START

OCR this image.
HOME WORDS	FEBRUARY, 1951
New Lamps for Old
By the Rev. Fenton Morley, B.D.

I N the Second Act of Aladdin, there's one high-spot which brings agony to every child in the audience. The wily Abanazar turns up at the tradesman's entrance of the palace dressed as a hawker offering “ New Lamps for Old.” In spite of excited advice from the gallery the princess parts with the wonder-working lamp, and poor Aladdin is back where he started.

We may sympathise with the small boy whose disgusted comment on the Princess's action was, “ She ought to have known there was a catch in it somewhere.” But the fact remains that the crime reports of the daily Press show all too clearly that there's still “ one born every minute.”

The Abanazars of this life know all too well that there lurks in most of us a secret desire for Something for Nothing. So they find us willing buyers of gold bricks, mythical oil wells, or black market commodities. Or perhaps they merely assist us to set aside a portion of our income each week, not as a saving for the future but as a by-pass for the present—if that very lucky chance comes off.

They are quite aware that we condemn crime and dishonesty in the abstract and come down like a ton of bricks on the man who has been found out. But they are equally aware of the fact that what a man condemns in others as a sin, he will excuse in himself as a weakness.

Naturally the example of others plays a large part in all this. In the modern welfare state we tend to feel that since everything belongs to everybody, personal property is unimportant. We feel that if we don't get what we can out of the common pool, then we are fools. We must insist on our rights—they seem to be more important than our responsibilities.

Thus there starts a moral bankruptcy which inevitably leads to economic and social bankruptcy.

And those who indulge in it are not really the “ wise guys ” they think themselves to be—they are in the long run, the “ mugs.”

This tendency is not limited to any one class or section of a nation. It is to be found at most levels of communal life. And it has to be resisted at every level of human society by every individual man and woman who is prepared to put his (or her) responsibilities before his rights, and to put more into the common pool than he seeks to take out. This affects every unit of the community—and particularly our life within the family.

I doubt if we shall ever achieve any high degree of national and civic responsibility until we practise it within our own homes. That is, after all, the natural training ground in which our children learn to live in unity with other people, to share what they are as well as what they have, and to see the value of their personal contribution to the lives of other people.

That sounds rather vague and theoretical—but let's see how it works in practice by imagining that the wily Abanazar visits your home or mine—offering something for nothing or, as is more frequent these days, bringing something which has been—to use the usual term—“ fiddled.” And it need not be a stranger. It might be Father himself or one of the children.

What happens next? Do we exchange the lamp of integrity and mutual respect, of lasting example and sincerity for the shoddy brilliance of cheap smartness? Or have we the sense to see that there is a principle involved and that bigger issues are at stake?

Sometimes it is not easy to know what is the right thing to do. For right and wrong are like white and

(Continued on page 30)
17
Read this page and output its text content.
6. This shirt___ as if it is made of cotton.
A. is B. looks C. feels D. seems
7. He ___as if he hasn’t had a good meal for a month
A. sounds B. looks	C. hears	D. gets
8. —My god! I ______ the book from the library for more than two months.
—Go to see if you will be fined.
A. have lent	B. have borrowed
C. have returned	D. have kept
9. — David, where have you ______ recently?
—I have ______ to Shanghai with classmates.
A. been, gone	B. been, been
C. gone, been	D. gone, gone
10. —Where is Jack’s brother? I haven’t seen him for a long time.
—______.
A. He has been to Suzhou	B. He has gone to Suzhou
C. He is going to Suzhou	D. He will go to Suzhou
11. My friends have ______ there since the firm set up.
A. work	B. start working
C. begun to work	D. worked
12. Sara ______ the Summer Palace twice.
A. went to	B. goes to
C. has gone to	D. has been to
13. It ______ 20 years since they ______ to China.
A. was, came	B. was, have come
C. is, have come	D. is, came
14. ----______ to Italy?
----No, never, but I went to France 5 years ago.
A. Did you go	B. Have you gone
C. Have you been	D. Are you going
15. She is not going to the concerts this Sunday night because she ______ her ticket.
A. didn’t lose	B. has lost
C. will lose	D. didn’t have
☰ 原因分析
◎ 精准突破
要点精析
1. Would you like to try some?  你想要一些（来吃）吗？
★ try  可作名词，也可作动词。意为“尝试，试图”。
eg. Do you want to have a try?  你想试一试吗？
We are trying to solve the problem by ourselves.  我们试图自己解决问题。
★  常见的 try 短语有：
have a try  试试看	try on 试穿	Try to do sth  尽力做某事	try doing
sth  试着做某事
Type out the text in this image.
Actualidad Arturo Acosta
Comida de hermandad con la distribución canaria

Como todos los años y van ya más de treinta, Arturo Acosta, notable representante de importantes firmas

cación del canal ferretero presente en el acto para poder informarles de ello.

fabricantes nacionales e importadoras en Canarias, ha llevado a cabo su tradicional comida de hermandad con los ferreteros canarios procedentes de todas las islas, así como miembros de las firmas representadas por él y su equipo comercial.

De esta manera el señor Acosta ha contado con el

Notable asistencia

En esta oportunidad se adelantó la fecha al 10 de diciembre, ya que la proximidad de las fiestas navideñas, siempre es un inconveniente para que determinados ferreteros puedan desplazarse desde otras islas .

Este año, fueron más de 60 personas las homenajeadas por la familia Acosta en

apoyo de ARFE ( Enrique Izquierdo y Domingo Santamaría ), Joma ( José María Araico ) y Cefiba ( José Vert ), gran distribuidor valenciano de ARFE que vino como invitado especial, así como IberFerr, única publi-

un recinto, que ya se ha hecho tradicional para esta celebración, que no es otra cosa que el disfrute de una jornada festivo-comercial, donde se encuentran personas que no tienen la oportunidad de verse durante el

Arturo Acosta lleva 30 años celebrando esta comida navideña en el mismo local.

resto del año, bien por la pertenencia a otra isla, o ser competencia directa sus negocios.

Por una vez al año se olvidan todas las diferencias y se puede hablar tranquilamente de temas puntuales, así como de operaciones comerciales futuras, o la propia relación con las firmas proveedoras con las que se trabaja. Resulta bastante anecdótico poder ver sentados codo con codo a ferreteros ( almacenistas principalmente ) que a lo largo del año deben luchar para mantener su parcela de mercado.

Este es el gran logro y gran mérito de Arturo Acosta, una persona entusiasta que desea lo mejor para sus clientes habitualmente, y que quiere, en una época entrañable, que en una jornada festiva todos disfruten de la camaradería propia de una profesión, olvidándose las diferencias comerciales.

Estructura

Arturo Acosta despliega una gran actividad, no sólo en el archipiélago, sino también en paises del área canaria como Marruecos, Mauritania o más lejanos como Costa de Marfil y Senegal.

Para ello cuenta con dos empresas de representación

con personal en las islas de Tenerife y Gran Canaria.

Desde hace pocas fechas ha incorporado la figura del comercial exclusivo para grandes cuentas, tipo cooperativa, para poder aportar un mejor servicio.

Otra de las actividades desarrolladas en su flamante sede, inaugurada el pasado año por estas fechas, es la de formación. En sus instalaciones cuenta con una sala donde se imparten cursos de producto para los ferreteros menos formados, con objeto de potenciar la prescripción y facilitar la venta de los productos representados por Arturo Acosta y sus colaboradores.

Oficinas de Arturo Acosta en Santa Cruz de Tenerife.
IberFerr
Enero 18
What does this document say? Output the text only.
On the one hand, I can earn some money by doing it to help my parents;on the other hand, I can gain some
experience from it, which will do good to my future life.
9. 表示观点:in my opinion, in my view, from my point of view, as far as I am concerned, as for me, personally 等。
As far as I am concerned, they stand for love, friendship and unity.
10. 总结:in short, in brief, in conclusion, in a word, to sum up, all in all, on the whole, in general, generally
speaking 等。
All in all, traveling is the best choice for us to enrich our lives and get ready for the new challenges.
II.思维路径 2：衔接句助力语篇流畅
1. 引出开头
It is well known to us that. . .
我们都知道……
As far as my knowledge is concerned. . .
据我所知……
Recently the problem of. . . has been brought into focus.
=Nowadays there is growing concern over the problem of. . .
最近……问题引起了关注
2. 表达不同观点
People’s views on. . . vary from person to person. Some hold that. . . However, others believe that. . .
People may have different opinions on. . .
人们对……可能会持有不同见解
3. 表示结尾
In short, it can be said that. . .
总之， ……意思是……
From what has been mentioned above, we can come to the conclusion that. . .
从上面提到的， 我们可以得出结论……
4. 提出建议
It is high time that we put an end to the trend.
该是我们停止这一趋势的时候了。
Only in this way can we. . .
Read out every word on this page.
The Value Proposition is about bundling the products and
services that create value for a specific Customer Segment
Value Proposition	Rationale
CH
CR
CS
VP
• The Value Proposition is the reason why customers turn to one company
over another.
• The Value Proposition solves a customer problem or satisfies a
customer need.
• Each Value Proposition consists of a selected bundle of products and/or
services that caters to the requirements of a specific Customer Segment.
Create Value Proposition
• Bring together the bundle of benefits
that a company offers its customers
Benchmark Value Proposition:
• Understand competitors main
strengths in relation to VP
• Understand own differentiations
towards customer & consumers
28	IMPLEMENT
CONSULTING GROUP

END

• [Task to carry out] Find every line above that contains the word "gone", and return each one.

• [Written response]
A. been, gone	B. been, been
C. gone, been	D. gone, gone
A. He has been to Suzhou	B. He has gone to Suzhou
C. has gone to	D. has been to
A. Did you go	B. Have you gone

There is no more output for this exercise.